--- start ---

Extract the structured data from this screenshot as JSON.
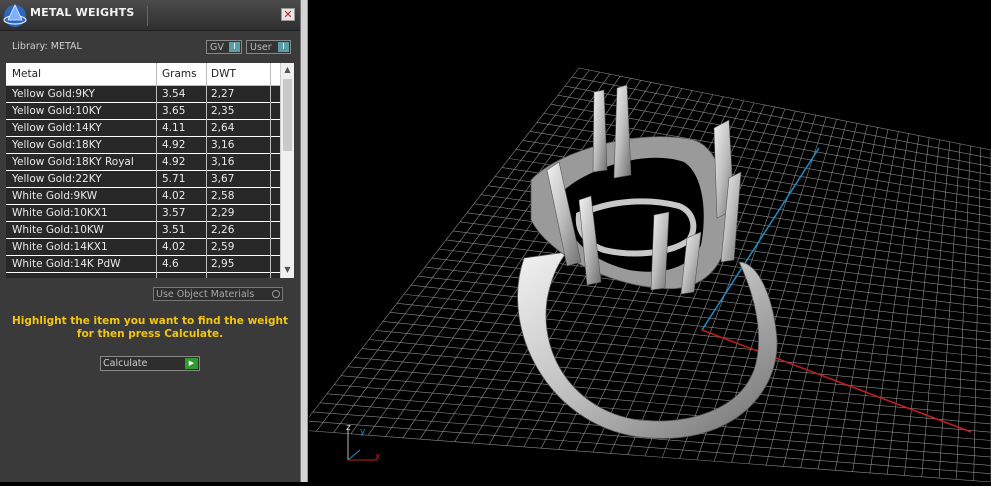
{
  "panel": {
    "title": "METAL WEIGHTS",
    "close_glyph": "✕",
    "library_label": "Library: METAL",
    "gv_label": "GV",
    "user_label": "User",
    "toggle_glyph": "I",
    "use_object_materials": "Use Object Materials",
    "instruction": "Highlight the item you want to find the weight for then press Calculate.",
    "calculate_label": "Calculate",
    "calculate_glyph": "▶"
  },
  "table": {
    "headers": [
      "Metal",
      "Grams",
      "DWT"
    ],
    "rows": [
      {
        "metal": "Yellow Gold:9KY",
        "grams": "3.54",
        "dwt": "2,27"
      },
      {
        "metal": "Yellow Gold:10KY",
        "grams": "3.65",
        "dwt": "2,35"
      },
      {
        "metal": "Yellow Gold:14KY",
        "grams": "4.11",
        "dwt": "2,64"
      },
      {
        "metal": "Yellow Gold:18KY",
        "grams": "4.92",
        "dwt": "3,16"
      },
      {
        "metal": "Yellow Gold:18KY Royal",
        "grams": "4.92",
        "dwt": "3,16"
      },
      {
        "metal": "Yellow Gold:22KY",
        "grams": "5.71",
        "dwt": "3,67"
      },
      {
        "metal": "White Gold:9KW",
        "grams": "4.02",
        "dwt": "2,58"
      },
      {
        "metal": "White Gold:10KX1",
        "grams": "3.57",
        "dwt": "2,29"
      },
      {
        "metal": "White Gold:10KW",
        "grams": "3.51",
        "dwt": "2,26"
      },
      {
        "metal": "White Gold:14KX1",
        "grams": "4.02",
        "dwt": "2,59"
      },
      {
        "metal": "White Gold:14K PdW",
        "grams": "4.6",
        "dwt": "2,95"
      }
    ],
    "scroll_up": "▲",
    "scroll_down": "▼"
  },
  "viewport": {
    "axis_x": "x",
    "axis_y": "y",
    "axis_z": "z",
    "colors": {
      "grid": "#8a8a8a",
      "x_axis": "#c81e1e",
      "y_axis": "#1e8fc8",
      "ring": "#cfcfcf"
    }
  }
}
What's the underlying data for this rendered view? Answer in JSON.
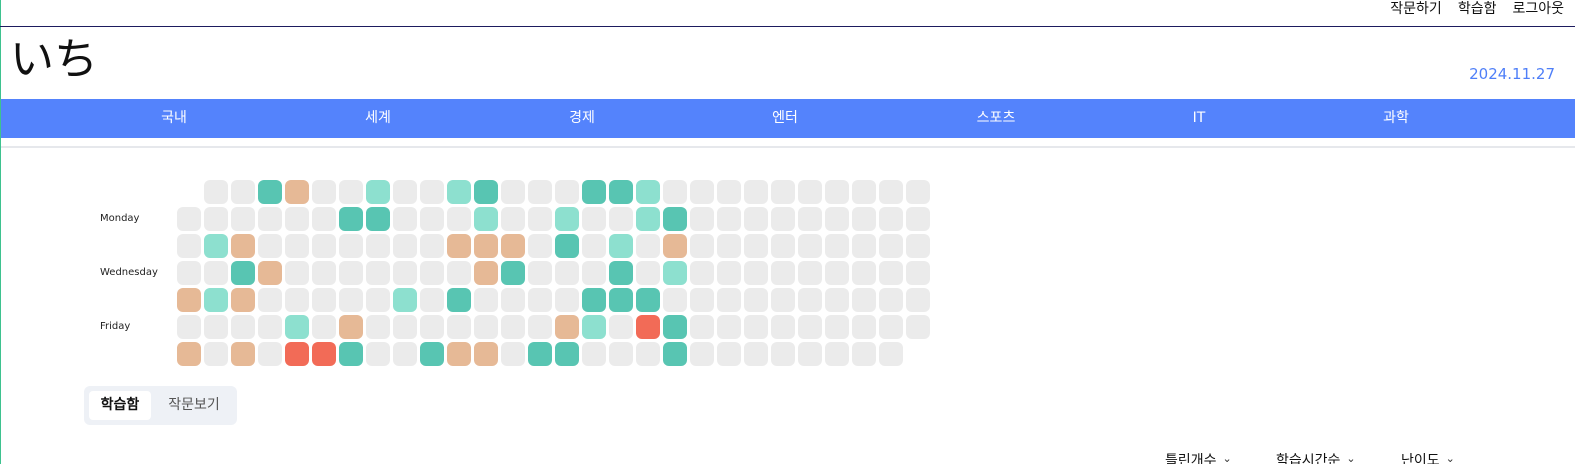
{
  "header": {
    "links": [
      "작문하기",
      "학습함",
      "로그아웃"
    ],
    "logo": "いち",
    "date": "2024.11.27"
  },
  "nav": {
    "items": [
      "국내",
      "세계",
      "경제",
      "엔터",
      "스포츠",
      "IT",
      "과학"
    ]
  },
  "heatmap": {
    "day_labels": [
      "Monday",
      "Wednesday",
      "Friday"
    ],
    "colors": {
      "0": "#ebebeb",
      "1": "#8de0cf",
      "2": "#58c5b2",
      "3": "#e6b996",
      "4": "#f26b57"
    },
    "weeks": [
      [
        null,
        0,
        0,
        0,
        3,
        0,
        3
      ],
      [
        0,
        0,
        1,
        0,
        1,
        0,
        0
      ],
      [
        0,
        0,
        3,
        2,
        3,
        0,
        3
      ],
      [
        2,
        0,
        0,
        3,
        0,
        0,
        0
      ],
      [
        3,
        0,
        0,
        0,
        0,
        1,
        4
      ],
      [
        0,
        0,
        0,
        0,
        0,
        0,
        4
      ],
      [
        0,
        2,
        0,
        0,
        0,
        3,
        2
      ],
      [
        1,
        2,
        0,
        0,
        0,
        0,
        0
      ],
      [
        0,
        0,
        0,
        0,
        1,
        0,
        0
      ],
      [
        0,
        0,
        0,
        0,
        0,
        0,
        2
      ],
      [
        1,
        0,
        3,
        0,
        2,
        0,
        3
      ],
      [
        2,
        1,
        3,
        3,
        0,
        0,
        3
      ],
      [
        0,
        0,
        3,
        2,
        0,
        0,
        0
      ],
      [
        0,
        0,
        0,
        0,
        0,
        0,
        2
      ],
      [
        0,
        1,
        2,
        0,
        0,
        3,
        2
      ],
      [
        2,
        0,
        0,
        0,
        2,
        1,
        0
      ],
      [
        2,
        0,
        1,
        2,
        2,
        0,
        0
      ],
      [
        1,
        1,
        0,
        0,
        2,
        4,
        0
      ],
      [
        0,
        2,
        3,
        1,
        0,
        2,
        2
      ],
      [
        0,
        0,
        0,
        0,
        0,
        0,
        0
      ],
      [
        0,
        0,
        0,
        0,
        0,
        0,
        0
      ],
      [
        0,
        0,
        0,
        0,
        0,
        0,
        0
      ],
      [
        0,
        0,
        0,
        0,
        0,
        0,
        0
      ],
      [
        0,
        0,
        0,
        0,
        0,
        0,
        0
      ],
      [
        0,
        0,
        0,
        0,
        0,
        0,
        0
      ],
      [
        0,
        0,
        0,
        0,
        0,
        0,
        0
      ],
      [
        0,
        0,
        0,
        0,
        0,
        0,
        0
      ],
      [
        0,
        0,
        0,
        0,
        0,
        0,
        null
      ]
    ]
  },
  "tabs": [
    "학습함",
    "작문보기"
  ],
  "filters": [
    {
      "label": "틀린개수",
      "icon": "chevron-down-icon"
    },
    {
      "label": "학습시간순",
      "icon": "chevron-down-icon"
    },
    {
      "label": "난이도",
      "icon": "chevron-down-icon"
    }
  ]
}
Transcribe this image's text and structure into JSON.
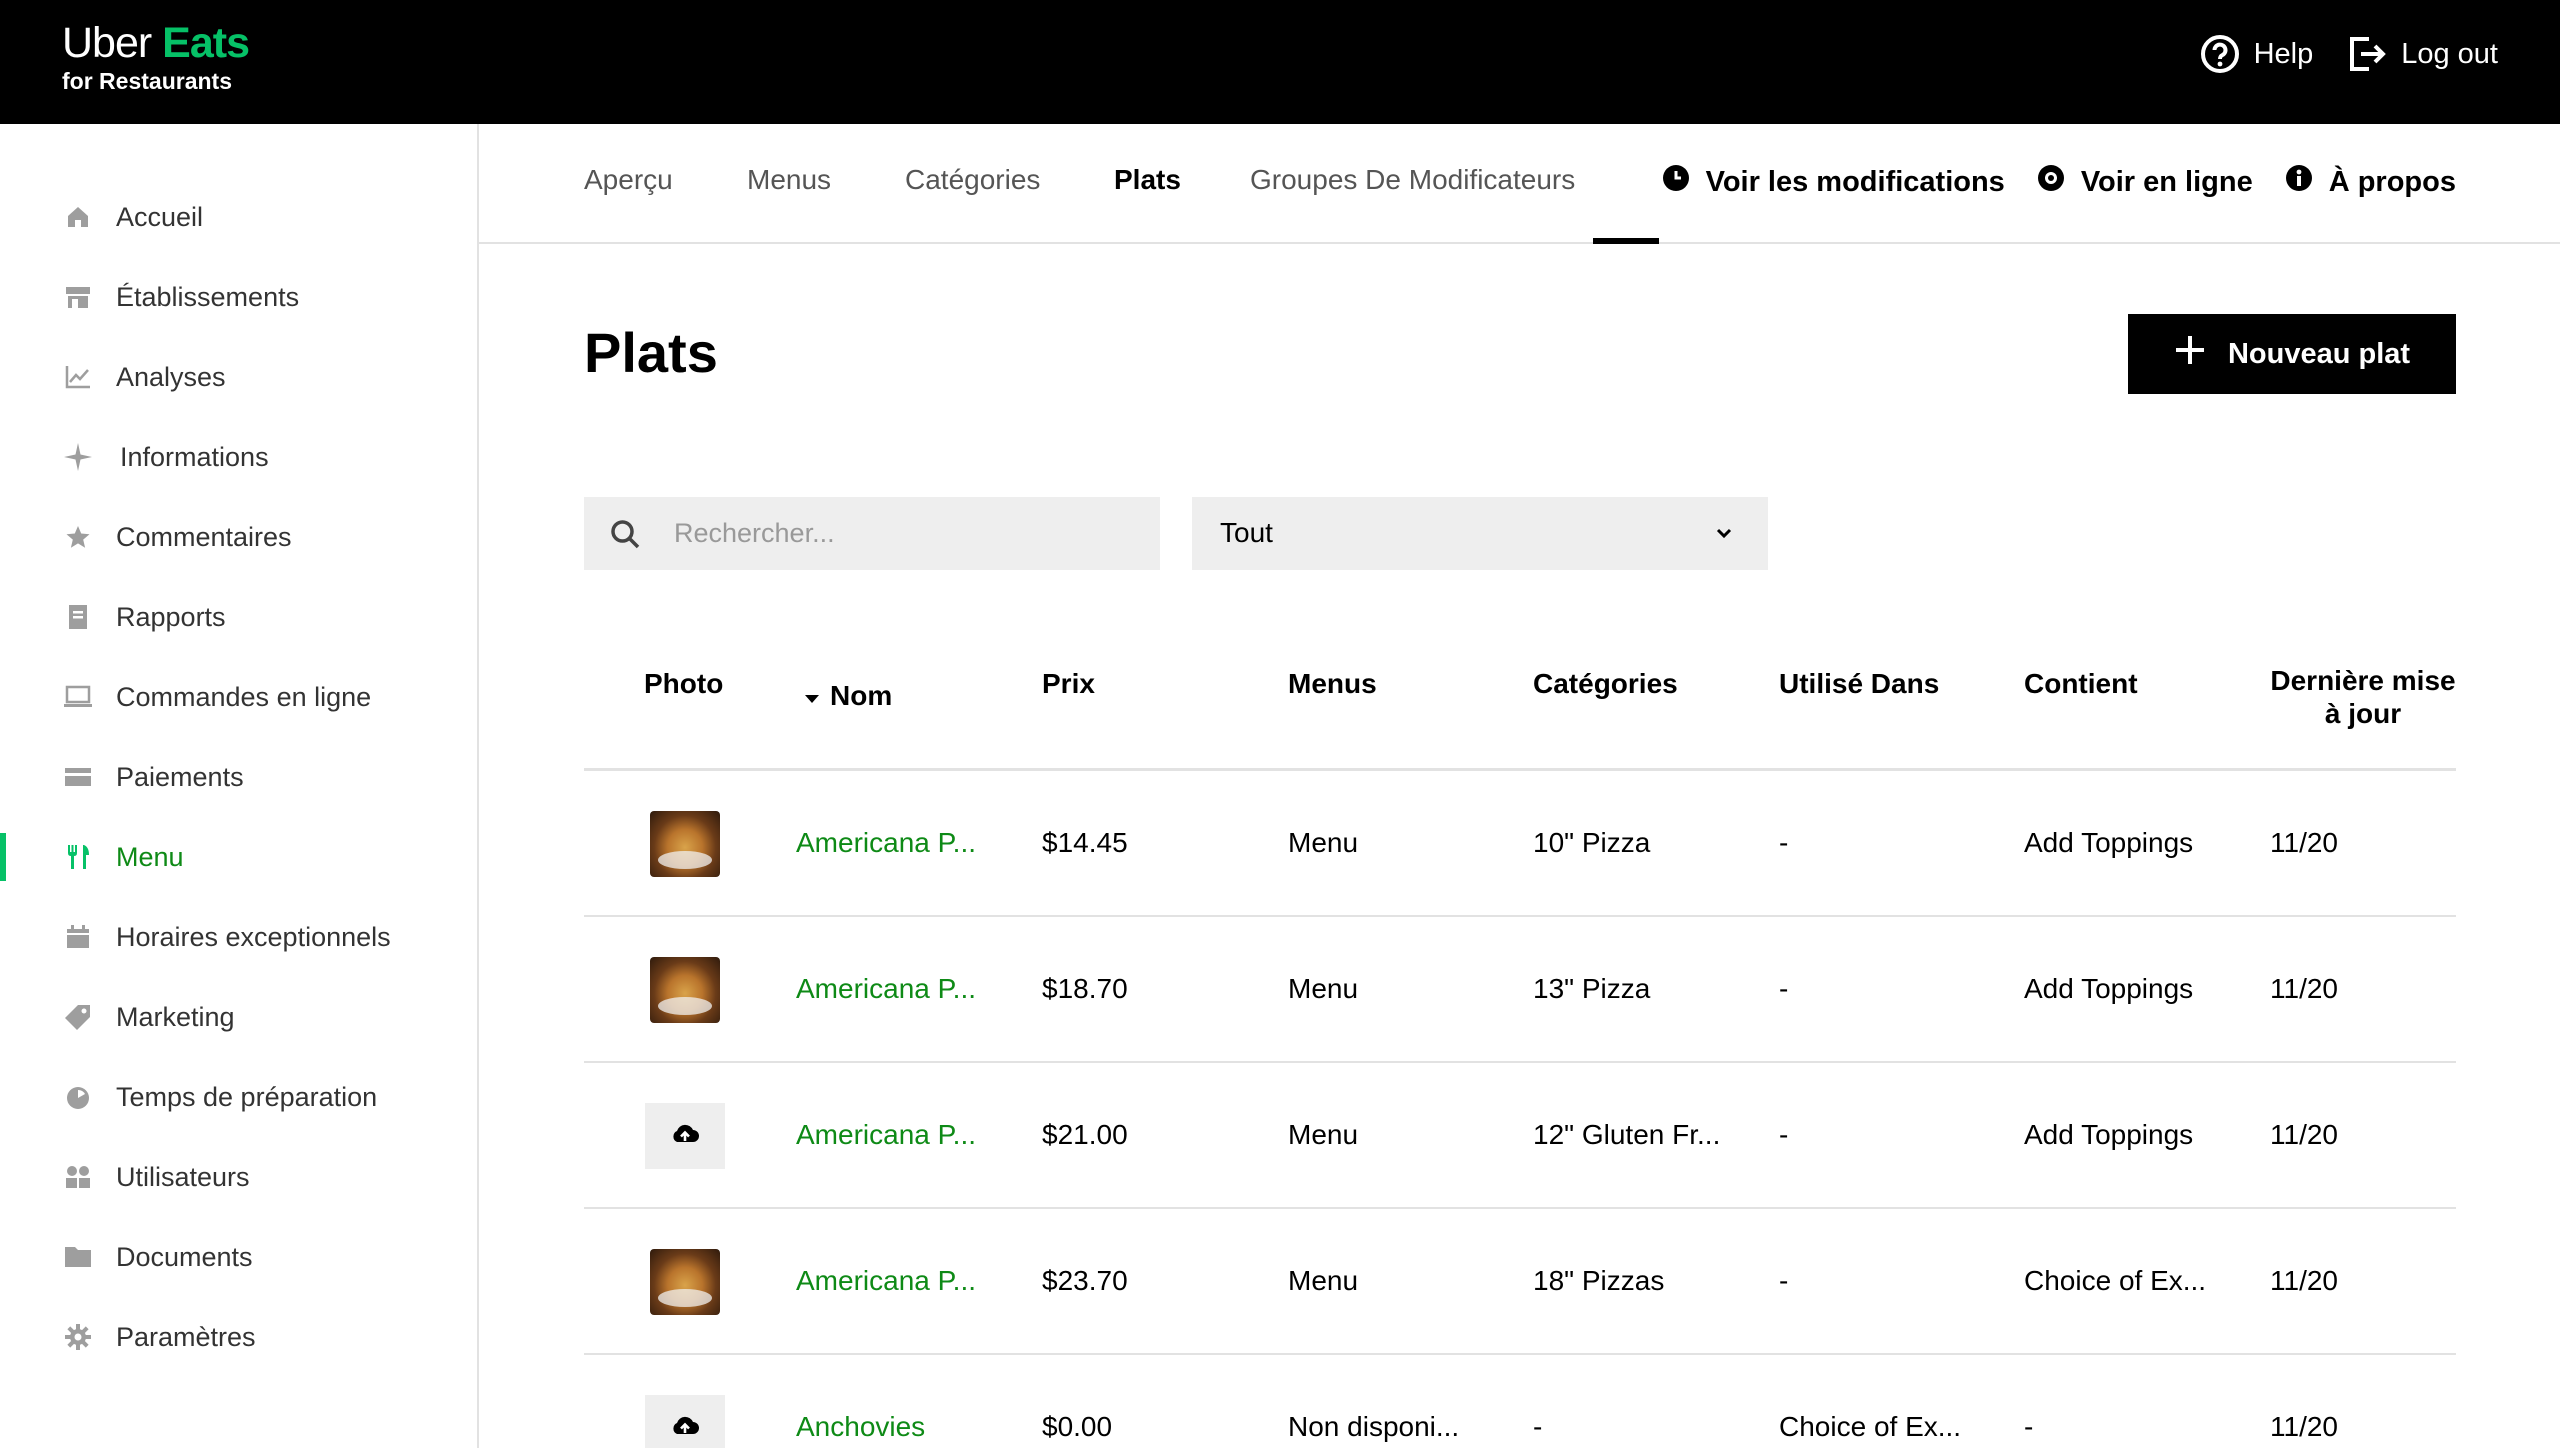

--- end ---

▶ _Goal_
Report the number of lines holding the string "JSON", without any other words.

▶ _Result_
3